◆ EXTRACTED INFORMATION ◆
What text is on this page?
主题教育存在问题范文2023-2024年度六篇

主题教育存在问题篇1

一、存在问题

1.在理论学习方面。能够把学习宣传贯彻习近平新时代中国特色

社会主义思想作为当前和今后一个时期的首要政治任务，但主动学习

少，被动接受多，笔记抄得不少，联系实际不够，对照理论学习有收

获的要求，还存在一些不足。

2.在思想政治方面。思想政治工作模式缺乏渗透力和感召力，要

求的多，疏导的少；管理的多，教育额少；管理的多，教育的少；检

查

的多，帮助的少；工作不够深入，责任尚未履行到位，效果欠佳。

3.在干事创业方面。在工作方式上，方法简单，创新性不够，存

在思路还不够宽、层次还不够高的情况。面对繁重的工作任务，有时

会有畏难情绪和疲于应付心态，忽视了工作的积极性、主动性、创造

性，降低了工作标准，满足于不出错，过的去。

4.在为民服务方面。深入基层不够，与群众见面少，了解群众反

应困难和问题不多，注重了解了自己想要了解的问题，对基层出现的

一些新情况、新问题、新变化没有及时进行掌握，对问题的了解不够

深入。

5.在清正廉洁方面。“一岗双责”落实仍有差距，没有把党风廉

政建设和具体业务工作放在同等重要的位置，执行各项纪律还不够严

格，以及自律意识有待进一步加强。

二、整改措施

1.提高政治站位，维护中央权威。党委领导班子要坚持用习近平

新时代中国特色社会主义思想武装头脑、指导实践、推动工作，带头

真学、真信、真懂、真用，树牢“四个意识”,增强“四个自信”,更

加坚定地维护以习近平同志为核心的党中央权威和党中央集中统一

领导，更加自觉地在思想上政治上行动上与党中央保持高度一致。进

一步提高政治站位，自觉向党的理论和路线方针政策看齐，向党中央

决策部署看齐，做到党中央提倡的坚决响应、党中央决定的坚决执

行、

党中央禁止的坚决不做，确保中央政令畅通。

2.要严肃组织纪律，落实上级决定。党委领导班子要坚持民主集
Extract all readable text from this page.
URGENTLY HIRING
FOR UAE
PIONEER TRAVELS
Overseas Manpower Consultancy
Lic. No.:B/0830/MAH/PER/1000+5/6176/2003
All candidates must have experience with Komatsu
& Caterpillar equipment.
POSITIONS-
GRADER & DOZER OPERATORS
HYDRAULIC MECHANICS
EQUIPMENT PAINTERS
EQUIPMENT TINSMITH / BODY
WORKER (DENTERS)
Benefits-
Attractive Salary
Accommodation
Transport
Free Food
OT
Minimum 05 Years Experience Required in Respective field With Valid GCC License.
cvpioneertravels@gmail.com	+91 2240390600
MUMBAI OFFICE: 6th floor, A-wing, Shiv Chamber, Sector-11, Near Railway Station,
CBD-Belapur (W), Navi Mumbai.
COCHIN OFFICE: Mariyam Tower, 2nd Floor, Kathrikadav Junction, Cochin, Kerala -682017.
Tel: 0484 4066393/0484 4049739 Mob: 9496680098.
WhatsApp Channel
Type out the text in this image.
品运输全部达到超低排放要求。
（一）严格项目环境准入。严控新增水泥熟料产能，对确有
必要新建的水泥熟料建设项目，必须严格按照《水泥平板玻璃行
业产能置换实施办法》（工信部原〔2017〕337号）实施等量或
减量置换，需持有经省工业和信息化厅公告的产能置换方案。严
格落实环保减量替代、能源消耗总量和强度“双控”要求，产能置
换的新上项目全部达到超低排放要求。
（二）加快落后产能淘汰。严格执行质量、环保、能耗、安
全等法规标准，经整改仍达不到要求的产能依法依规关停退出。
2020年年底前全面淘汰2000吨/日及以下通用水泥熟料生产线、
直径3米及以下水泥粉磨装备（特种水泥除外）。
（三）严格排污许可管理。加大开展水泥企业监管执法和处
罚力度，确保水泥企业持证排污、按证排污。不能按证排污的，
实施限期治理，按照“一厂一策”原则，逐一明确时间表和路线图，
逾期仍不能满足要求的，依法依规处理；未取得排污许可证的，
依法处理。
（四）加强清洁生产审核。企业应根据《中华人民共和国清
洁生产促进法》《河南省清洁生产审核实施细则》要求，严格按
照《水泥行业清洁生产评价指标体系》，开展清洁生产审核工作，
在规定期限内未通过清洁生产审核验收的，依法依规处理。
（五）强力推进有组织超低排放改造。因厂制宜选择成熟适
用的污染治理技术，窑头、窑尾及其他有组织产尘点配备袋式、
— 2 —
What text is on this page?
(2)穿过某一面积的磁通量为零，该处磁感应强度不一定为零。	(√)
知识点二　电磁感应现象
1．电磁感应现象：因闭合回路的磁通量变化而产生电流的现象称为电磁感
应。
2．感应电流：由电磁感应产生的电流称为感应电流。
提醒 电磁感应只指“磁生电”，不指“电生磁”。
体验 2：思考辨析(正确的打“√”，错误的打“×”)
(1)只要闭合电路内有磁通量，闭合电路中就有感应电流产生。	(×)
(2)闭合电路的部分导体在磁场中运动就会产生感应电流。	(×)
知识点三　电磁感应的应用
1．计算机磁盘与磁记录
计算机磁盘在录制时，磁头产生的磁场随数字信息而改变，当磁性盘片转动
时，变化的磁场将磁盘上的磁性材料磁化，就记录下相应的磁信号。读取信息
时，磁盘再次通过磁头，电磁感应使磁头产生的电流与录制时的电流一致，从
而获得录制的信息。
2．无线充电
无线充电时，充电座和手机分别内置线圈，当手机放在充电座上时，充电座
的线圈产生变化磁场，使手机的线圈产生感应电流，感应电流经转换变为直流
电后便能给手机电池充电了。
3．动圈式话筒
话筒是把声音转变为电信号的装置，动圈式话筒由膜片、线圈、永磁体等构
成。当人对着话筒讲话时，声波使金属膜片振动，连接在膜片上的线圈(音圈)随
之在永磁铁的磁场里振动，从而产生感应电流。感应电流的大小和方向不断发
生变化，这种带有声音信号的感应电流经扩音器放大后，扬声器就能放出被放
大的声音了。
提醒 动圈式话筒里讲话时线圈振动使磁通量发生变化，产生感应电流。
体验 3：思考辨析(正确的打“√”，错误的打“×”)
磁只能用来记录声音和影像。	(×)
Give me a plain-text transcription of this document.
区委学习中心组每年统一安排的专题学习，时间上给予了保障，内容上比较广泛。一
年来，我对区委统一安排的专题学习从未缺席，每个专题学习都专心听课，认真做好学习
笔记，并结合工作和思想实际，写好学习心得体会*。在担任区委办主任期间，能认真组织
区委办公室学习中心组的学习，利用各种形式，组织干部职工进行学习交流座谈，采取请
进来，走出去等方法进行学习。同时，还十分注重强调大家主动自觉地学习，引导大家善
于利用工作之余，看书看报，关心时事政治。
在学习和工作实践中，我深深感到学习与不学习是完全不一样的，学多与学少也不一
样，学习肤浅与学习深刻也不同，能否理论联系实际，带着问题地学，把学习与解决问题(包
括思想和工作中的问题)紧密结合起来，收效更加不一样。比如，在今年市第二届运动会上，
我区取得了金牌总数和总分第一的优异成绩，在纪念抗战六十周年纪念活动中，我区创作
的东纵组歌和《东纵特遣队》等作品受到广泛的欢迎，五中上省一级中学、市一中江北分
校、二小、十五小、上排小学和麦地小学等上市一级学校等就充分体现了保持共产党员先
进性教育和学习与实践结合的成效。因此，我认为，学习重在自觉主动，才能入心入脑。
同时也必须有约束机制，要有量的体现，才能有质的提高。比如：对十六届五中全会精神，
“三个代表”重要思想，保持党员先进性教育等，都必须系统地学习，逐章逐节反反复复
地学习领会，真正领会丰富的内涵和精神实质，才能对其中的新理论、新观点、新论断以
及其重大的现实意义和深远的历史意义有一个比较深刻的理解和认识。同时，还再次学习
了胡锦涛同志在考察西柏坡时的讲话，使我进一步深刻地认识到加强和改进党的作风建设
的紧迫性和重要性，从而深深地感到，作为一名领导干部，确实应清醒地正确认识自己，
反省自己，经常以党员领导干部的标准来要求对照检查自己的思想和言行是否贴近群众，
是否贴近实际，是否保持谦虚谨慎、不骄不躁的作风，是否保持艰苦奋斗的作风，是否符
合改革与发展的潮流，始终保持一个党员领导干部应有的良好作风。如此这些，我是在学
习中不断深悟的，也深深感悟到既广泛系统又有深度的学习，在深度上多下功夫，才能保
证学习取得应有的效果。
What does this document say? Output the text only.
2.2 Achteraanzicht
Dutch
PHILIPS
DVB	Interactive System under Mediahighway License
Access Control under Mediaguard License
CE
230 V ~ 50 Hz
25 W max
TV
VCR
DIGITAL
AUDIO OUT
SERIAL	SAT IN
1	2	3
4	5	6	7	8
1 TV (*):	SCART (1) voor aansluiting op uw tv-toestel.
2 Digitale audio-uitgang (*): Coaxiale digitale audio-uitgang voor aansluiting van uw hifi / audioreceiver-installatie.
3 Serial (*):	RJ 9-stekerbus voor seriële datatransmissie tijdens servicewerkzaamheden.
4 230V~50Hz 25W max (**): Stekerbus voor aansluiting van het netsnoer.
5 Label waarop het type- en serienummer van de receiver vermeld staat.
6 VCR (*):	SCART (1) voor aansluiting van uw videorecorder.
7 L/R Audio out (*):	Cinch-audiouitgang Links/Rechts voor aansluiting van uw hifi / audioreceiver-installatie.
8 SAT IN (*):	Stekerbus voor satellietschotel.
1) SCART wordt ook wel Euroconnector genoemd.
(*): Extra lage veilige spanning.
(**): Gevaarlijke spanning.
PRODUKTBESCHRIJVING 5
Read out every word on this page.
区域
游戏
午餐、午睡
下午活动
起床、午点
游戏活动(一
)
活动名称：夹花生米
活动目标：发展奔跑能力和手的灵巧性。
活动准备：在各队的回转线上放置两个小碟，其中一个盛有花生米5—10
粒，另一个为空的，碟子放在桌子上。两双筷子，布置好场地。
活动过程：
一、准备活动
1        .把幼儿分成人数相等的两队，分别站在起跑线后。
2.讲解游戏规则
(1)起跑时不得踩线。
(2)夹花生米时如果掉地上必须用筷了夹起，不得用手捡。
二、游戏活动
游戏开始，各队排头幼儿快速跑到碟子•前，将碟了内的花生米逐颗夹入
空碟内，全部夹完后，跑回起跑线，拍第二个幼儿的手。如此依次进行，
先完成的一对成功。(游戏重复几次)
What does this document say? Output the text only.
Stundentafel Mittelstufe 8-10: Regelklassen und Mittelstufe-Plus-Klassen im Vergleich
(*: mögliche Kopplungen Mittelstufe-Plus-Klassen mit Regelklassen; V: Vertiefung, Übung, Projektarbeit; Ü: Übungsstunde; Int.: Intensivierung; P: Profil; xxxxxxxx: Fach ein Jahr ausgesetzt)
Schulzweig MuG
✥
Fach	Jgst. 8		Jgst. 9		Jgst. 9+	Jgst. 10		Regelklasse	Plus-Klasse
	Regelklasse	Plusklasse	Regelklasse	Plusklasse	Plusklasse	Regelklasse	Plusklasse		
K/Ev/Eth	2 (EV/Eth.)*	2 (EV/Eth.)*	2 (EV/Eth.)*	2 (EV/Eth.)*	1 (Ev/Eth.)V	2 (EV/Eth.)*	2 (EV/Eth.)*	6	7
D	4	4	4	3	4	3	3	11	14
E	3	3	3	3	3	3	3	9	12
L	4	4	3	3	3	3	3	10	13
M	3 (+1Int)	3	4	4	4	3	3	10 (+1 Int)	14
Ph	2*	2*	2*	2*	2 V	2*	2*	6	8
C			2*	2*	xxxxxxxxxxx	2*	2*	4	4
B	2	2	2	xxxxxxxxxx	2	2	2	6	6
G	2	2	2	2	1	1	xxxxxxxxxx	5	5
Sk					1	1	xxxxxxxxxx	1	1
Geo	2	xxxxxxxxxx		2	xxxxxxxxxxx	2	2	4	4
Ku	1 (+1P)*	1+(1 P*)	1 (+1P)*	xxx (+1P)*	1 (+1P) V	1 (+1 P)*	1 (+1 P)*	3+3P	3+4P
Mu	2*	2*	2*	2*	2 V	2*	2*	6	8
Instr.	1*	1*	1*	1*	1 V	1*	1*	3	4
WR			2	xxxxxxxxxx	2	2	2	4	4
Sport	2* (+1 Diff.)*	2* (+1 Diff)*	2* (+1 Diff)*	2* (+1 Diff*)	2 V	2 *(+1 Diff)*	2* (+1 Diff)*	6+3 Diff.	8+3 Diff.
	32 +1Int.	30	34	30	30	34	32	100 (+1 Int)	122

◆ TASK TO CARRY OUT ◆
Pull every line containing the word "电磁感应现象" out of the material and copy it.

◆ THE OUTPUT ◆
知识点二　电磁感应现象
1．电磁感应现象：因闭合回路的磁通量变化而产生电流的现象称为电磁感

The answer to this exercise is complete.